↓

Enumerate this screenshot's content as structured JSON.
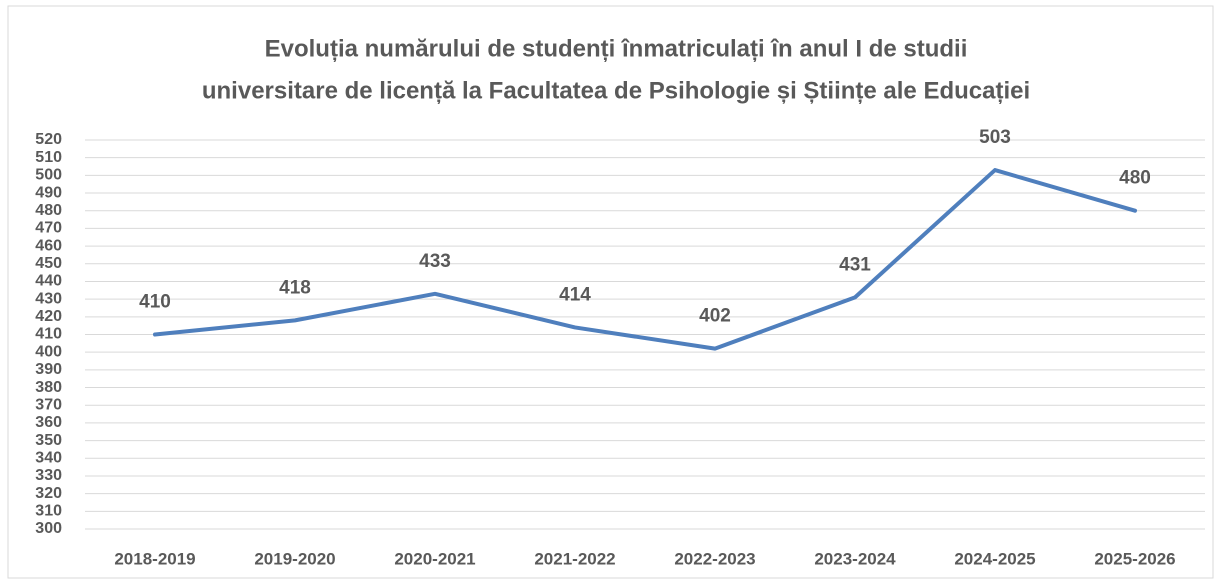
{
  "chart_data": {
    "type": "line",
    "title": [
      "Evoluția numărului de studenți înmatriculați în anul I de studii",
      "universitare de licență la Facultatea de Psihologie și Științe ale Educației"
    ],
    "categories": [
      "2018-2019",
      "2019-2020",
      "2020-2021",
      "2021-2022",
      "2022-2023",
      "2023-2024",
      "2024-2025",
      "2025-2026"
    ],
    "series": [
      {
        "color": "#4f7fbd",
        "values": [
          410,
          418,
          433,
          414,
          402,
          431,
          503,
          480
        ]
      }
    ],
    "ylim": [
      300,
      520
    ],
    "yticks": [
      300,
      310,
      320,
      330,
      340,
      350,
      360,
      370,
      380,
      390,
      400,
      410,
      420,
      430,
      440,
      450,
      460,
      470,
      480,
      490,
      500,
      510,
      520
    ],
    "grid": true
  }
}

↑

== WRITTEN INSTRUCTION ==
Give an exact reproduction of every line, leaving out any picture.

== IN RESPONSE ==
Enumerate this screenshot's content as structured JSON.
{
  "chart_data": {
    "type": "line",
    "title": [
      "Evoluția numărului de studenți înmatriculați în anul I de studii",
      "universitare de licență la Facultatea de Psihologie și Științe ale Educației"
    ],
    "categories": [
      "2018-2019",
      "2019-2020",
      "2020-2021",
      "2021-2022",
      "2022-2023",
      "2023-2024",
      "2024-2025",
      "2025-2026"
    ],
    "series": [
      {
        "color": "#4f7fbd",
        "values": [
          410,
          418,
          433,
          414,
          402,
          431,
          503,
          480
        ]
      }
    ],
    "ylim": [
      300,
      520
    ],
    "yticks": [
      300,
      310,
      320,
      330,
      340,
      350,
      360,
      370,
      380,
      390,
      400,
      410,
      420,
      430,
      440,
      450,
      460,
      470,
      480,
      490,
      500,
      510,
      520
    ],
    "grid": true
  }
}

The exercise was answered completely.